** BEGIN Provided records **

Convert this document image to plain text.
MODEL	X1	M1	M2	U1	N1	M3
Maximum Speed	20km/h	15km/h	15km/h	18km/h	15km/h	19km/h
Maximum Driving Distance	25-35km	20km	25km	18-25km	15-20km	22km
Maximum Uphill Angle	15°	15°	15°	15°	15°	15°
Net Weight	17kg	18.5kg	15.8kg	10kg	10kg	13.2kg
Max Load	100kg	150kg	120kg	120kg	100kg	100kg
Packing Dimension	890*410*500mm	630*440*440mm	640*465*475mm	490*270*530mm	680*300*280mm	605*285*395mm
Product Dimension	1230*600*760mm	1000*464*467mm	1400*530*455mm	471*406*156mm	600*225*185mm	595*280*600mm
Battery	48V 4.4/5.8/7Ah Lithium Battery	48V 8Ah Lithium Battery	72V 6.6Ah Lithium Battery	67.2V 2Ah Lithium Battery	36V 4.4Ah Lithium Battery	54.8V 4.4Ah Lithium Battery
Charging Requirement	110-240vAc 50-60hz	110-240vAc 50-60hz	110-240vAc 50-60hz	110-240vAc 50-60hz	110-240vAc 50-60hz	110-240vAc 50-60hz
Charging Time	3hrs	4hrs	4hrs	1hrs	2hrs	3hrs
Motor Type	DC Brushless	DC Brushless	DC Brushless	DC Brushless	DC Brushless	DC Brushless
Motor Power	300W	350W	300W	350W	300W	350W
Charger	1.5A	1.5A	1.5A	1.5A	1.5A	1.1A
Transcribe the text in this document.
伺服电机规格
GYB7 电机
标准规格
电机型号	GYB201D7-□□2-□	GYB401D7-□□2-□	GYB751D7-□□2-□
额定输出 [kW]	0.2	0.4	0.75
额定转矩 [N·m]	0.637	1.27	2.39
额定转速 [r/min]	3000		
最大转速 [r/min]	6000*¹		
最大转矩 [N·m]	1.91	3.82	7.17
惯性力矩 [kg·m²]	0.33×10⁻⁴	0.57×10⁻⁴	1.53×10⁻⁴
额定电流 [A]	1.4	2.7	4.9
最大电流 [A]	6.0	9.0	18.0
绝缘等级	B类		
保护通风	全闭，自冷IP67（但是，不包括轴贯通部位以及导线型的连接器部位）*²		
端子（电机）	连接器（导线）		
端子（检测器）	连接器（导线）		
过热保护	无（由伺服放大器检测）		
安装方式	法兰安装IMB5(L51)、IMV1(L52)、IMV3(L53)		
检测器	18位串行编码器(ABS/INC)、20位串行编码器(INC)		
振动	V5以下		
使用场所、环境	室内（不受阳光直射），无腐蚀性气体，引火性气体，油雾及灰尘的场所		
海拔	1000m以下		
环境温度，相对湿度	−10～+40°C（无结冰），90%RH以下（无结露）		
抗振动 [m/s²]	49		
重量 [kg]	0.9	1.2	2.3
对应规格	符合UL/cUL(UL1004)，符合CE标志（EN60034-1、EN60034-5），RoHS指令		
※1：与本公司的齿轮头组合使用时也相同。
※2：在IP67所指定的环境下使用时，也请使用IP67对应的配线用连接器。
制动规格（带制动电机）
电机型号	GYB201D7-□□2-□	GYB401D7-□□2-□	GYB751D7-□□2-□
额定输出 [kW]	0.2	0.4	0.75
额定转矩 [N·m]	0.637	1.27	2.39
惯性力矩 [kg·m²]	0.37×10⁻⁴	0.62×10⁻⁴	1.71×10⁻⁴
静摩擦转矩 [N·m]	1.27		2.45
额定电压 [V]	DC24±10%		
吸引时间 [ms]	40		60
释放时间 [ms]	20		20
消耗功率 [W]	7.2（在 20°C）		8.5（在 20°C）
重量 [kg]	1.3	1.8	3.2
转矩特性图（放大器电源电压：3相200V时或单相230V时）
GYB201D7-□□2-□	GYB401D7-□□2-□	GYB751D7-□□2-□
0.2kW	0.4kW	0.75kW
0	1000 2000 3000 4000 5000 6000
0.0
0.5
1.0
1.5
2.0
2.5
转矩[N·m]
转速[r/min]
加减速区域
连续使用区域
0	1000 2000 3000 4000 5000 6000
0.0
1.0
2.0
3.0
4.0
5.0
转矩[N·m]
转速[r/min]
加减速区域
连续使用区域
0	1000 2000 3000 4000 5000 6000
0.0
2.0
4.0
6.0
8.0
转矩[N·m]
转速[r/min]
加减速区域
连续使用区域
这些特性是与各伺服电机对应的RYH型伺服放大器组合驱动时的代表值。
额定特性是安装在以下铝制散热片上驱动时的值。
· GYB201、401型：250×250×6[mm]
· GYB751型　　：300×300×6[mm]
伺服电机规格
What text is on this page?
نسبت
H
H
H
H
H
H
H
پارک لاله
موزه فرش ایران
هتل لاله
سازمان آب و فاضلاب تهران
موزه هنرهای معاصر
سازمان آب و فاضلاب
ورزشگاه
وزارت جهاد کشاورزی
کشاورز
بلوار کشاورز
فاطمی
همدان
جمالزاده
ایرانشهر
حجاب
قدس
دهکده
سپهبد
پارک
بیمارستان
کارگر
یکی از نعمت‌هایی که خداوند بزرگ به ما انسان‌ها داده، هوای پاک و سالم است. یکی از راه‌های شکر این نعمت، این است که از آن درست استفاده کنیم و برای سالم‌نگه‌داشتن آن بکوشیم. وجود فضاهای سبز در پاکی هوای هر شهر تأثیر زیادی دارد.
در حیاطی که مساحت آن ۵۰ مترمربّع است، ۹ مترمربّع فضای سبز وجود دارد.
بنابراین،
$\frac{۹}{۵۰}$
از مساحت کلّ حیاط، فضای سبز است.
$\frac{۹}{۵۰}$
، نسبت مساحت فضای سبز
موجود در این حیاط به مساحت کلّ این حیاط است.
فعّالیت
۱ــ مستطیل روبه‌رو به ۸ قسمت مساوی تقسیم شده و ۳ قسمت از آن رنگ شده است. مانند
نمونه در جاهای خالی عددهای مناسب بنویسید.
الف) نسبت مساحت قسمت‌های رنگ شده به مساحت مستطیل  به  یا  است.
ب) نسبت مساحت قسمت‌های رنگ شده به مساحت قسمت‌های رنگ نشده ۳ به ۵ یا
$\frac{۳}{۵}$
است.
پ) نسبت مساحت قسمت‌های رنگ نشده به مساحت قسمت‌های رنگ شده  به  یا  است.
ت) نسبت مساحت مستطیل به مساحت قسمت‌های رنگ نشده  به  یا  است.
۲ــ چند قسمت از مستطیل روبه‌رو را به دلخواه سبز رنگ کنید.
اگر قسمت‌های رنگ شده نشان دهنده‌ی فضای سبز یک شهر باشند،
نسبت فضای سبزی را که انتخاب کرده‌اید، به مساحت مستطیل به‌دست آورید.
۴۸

** END Provided records **

== Your instructions ==
Filter the listing for the word "Dimension" and copy every line that holds it.

== Solved exercise ==
Packing Dimension	890*410*500mm	630*440*440mm	640*465*475mm	490*270*530mm	680*300*280mm	605*285*395mm
Product Dimension	1230*600*760mm	1000*464*467mm	1400*530*455mm	471*406*156mm	600*225*185mm	595*280*600mm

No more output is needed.